▶ SUPPLIED MATERIAL:
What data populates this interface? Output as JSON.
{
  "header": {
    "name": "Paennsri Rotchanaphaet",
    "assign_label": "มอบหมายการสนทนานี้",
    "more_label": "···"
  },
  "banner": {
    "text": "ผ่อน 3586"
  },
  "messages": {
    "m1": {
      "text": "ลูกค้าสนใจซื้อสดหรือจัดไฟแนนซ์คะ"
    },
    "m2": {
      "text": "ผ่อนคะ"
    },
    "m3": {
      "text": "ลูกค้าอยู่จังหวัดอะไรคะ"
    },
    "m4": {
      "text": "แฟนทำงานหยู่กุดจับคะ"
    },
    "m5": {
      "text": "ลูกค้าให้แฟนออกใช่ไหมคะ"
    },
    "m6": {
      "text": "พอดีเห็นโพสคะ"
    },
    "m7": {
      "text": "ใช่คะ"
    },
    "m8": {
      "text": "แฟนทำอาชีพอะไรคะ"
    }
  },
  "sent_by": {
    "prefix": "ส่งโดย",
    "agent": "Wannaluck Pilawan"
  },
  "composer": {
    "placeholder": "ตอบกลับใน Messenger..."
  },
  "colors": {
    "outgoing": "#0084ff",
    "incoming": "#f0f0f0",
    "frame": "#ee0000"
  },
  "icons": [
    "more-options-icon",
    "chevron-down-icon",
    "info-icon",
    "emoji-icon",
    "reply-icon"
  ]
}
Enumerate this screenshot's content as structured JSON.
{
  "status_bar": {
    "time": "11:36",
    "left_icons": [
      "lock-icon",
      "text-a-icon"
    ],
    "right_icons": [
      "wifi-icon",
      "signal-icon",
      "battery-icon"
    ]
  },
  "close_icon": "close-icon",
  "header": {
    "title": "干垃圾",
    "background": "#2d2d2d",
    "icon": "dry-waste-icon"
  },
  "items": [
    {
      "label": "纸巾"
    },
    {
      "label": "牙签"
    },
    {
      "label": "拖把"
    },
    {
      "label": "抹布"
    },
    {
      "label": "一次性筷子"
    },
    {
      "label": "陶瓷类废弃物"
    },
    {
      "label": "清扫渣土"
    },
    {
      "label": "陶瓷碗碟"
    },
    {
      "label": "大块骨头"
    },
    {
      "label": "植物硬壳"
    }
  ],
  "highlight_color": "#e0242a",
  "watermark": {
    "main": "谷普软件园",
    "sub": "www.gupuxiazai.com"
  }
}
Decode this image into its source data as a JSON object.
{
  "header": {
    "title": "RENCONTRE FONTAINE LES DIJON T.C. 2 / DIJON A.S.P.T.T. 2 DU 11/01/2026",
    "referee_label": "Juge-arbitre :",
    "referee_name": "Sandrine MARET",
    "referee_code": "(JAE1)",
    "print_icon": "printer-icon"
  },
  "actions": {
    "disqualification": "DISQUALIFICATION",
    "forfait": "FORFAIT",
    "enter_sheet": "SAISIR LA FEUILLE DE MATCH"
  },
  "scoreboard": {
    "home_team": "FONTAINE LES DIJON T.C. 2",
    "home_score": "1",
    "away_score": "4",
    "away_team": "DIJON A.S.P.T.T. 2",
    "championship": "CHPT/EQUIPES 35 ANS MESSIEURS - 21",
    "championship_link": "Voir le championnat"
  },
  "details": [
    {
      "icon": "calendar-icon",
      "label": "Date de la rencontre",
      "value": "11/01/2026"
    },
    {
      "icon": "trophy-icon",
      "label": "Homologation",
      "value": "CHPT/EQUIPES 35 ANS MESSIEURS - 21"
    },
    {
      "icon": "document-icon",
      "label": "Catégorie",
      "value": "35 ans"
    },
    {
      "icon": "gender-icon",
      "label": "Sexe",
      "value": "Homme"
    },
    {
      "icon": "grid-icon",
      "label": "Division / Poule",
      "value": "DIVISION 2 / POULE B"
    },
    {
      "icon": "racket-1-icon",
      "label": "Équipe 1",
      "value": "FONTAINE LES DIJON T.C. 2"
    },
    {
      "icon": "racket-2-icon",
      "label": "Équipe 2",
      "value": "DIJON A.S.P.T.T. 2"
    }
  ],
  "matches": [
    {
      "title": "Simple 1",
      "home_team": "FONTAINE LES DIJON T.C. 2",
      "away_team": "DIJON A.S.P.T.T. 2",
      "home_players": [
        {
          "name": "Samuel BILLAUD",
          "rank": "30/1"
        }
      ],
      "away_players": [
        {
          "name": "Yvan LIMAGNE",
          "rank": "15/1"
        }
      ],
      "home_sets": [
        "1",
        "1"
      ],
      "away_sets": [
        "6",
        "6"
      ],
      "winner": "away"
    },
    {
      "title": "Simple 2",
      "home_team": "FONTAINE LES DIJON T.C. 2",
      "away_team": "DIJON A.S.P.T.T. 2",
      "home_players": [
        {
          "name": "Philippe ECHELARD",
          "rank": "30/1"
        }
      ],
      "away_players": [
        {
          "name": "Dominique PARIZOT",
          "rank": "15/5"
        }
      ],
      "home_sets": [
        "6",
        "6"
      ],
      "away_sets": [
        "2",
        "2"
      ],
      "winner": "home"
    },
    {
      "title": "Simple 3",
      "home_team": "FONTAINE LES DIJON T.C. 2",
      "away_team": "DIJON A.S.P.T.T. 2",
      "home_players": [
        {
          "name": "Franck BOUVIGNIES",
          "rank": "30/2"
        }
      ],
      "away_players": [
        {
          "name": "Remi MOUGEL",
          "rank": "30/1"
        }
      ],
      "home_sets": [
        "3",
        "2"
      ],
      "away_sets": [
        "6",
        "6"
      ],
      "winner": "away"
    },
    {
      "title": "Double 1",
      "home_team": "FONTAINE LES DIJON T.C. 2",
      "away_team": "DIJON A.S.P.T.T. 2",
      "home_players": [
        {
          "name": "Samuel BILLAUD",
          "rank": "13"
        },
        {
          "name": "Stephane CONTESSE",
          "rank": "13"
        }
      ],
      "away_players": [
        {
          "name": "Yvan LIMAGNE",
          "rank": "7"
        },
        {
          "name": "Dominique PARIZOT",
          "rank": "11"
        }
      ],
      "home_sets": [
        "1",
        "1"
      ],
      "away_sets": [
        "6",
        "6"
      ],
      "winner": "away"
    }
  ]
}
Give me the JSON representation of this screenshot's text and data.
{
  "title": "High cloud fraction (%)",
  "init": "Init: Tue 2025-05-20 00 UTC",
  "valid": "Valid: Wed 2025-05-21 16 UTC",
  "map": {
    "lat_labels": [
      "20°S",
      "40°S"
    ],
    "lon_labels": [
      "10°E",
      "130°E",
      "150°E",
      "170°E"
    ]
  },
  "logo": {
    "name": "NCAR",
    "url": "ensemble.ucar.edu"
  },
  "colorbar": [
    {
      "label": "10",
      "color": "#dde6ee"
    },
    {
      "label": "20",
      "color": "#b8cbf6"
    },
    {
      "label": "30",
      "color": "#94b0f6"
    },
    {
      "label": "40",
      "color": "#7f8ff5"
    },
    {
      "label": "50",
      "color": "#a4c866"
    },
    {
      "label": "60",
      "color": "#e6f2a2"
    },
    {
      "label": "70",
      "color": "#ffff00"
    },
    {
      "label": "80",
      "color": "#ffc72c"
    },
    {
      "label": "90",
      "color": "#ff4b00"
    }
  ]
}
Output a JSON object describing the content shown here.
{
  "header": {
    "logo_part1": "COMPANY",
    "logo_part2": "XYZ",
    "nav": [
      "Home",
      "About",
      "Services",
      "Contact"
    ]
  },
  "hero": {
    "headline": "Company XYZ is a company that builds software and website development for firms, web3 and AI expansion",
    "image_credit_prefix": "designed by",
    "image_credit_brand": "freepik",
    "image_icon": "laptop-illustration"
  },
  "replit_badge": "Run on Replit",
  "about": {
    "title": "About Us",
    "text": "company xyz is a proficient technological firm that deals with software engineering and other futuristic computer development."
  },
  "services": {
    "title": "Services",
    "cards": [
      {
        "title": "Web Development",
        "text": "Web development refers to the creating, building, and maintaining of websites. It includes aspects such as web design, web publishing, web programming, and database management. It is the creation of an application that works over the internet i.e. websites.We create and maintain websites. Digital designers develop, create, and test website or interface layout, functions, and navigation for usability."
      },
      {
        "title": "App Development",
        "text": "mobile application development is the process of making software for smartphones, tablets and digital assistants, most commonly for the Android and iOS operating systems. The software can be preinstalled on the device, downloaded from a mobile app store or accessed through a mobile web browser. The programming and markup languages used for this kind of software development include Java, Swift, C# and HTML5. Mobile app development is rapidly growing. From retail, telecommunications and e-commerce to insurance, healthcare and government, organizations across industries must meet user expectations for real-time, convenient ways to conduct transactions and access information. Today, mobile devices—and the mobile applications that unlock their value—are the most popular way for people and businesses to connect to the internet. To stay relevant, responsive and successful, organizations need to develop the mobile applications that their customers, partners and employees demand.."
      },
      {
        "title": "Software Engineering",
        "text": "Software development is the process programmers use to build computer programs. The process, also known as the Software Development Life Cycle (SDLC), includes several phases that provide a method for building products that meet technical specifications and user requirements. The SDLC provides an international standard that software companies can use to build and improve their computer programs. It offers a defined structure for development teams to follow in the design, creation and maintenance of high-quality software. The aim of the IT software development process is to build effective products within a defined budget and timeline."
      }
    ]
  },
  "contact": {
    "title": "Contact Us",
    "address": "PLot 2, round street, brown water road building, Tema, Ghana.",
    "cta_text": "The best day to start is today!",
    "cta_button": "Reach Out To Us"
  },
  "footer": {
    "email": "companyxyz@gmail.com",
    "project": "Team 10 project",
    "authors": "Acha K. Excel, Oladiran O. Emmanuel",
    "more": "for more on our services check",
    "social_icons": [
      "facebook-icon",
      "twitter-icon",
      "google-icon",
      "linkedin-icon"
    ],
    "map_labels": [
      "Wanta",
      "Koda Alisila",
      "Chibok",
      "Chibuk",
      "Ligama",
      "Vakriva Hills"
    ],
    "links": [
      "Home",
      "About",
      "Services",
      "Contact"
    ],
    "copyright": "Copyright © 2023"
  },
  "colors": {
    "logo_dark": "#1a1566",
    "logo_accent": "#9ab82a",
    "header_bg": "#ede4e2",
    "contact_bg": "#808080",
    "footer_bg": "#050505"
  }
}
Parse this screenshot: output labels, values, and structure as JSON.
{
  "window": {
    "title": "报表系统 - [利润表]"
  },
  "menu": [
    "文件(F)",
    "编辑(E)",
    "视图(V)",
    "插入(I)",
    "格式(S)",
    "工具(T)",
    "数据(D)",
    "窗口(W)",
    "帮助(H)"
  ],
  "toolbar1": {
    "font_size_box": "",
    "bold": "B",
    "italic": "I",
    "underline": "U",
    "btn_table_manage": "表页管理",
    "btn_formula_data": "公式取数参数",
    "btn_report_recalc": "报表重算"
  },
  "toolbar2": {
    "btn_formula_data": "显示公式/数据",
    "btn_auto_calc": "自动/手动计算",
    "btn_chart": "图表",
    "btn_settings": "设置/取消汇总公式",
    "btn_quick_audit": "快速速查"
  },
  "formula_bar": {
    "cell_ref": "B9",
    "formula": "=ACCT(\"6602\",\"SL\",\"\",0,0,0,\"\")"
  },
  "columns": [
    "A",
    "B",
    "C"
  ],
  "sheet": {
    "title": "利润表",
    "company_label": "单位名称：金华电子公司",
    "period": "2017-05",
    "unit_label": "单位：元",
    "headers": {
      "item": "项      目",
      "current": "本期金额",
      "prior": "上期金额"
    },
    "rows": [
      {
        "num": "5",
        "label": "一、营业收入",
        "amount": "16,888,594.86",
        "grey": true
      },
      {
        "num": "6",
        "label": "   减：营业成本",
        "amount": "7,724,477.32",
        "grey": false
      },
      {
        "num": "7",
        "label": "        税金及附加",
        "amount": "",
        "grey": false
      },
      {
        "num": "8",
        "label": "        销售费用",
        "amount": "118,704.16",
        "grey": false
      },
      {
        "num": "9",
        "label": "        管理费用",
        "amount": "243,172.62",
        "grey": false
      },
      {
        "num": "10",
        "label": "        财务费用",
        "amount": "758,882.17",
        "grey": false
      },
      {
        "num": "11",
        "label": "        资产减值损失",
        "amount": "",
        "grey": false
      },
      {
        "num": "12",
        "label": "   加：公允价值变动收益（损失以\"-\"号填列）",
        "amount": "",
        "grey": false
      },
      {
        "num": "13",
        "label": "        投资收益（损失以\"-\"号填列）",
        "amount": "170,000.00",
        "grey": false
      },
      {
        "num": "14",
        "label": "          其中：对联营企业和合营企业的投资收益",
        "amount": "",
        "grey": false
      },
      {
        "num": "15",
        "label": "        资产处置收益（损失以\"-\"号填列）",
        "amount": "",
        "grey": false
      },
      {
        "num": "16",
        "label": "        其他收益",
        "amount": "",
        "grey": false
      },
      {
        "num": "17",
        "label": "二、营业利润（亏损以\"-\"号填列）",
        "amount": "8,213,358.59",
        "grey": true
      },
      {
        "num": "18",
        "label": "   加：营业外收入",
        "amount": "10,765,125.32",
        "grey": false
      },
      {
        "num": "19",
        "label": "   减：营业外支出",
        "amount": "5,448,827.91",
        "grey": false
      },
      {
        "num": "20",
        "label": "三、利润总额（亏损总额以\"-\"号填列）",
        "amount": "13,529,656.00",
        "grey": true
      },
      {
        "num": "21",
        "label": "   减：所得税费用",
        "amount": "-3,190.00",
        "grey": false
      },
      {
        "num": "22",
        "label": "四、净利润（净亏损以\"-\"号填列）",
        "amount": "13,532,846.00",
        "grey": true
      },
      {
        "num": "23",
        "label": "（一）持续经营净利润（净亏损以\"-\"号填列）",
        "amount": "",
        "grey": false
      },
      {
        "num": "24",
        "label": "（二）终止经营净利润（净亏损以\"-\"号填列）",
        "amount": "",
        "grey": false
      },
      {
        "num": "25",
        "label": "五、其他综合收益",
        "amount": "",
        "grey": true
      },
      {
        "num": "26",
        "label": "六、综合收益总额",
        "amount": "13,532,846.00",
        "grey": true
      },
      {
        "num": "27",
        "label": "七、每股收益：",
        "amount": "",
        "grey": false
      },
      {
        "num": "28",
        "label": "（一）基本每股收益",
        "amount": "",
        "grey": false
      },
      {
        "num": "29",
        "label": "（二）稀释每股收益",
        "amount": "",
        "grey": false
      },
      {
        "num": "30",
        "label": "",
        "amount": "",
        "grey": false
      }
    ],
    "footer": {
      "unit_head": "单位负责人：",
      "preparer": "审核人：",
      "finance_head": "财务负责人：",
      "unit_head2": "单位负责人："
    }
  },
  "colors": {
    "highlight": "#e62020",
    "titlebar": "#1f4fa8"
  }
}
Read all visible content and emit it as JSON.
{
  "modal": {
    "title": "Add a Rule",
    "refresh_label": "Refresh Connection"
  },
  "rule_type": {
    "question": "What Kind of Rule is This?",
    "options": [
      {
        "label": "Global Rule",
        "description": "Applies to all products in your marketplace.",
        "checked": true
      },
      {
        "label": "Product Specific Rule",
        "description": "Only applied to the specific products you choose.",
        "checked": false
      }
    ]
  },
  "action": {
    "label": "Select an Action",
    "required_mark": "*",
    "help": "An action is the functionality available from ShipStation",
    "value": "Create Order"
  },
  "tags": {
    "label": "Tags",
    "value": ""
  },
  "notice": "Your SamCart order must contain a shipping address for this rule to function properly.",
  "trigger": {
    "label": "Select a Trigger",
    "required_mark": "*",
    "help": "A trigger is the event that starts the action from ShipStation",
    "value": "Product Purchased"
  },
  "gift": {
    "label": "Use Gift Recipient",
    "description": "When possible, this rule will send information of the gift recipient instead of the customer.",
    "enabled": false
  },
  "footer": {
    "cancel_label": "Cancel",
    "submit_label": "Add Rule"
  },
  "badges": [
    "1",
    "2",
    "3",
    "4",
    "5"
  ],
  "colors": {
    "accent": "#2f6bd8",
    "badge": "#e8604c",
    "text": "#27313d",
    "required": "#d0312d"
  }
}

▶ WHAT TO PRODUCE:
In the entries above, find each line with the string "programming" and copy it.

▶ SOLUTION FOR THIS EXERCISE:
        "text": "Web development refers to the creating, building, and maintaining of websites. It includes aspects such as web design, web publishing, web programming, and database management. It is the creation of an application that works over the internet i.e. websites.We create and maintain websites. Digital designers develop, create, and test website or interface layout, functions, and navigation for usability."
        "text": "mobile application development is the process of making software for smartphones, tablets and digital assistants, most commonly for the Android and iOS operating systems. The software can be preinstalled on the device, downloaded from a mobile app store or accessed through a mobile web browser. The programming and markup languages used for this kind of software development include Java, Swift, C# and HTML5. Mobile app development is rapidly growing. From retail, telecommunications and e-commerce to insurance, healthcare and government, organizations across industries must meet user expectations for real-time, convenient ways to conduct transactions and access information. Today, mobile devices—and the mobile applications that unlock their value—are the most popular way for people and businesses to connect to the internet. To stay relevant, responsive and successful, organizations need to develop the mobile applications that their customers, partners and employees demand.."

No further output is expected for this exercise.